---- EXERCISE DATA

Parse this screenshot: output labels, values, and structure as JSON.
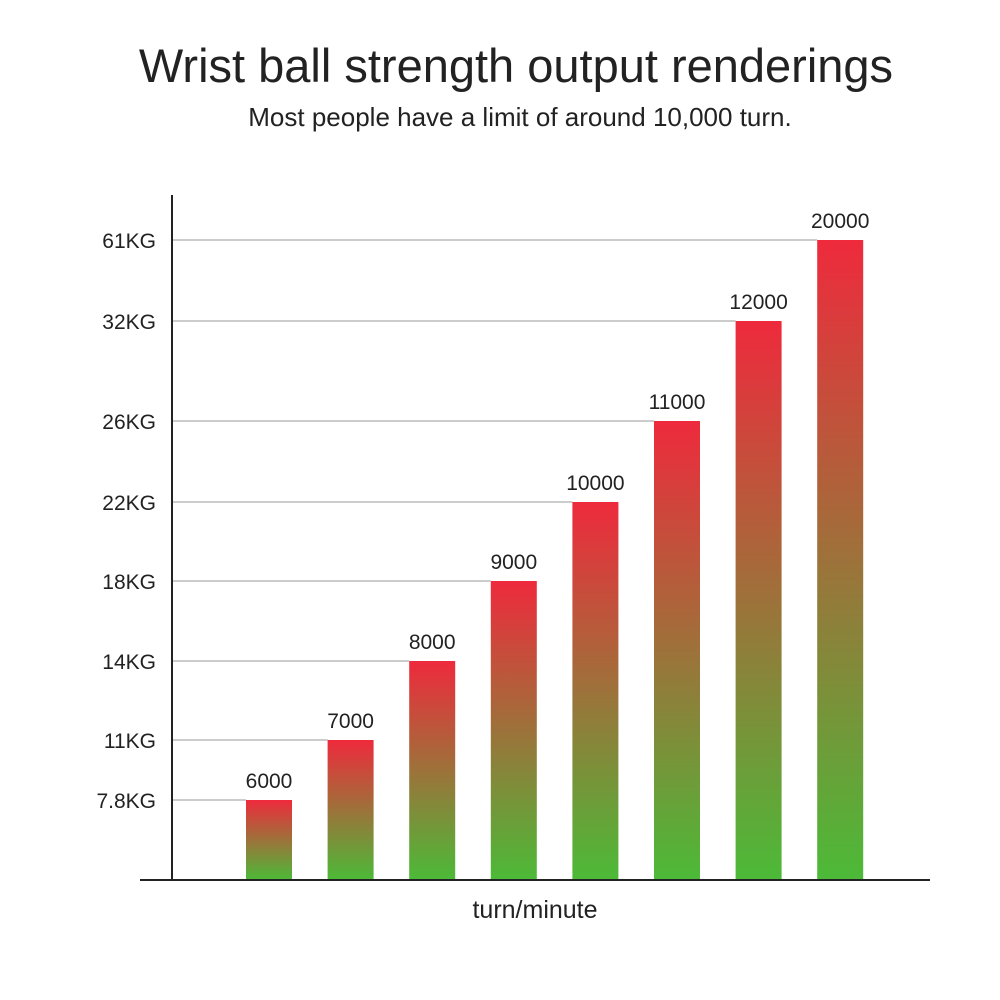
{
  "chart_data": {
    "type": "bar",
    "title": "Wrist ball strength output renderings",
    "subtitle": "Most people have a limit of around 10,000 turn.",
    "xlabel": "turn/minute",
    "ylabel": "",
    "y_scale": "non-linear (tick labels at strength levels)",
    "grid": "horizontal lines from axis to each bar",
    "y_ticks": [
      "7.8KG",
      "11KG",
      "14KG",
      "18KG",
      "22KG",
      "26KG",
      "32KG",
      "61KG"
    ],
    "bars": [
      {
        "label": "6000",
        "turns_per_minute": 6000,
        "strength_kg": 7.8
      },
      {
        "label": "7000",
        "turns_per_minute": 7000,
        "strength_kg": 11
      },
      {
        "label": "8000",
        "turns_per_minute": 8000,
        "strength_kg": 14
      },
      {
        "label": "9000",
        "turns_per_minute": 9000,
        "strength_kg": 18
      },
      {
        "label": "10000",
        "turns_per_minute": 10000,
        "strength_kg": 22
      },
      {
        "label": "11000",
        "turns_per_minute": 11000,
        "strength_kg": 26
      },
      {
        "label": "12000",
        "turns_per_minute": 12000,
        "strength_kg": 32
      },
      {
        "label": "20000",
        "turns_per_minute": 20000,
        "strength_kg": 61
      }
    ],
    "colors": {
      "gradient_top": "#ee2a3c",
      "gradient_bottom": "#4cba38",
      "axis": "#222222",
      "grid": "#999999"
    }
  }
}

--------

▶ PROBLEM STATEMENT
Return every line containing "axis".

▶ THE COMPLETED TASK
    "grid": "horizontal lines from axis to each bar",
      "axis": "#222222",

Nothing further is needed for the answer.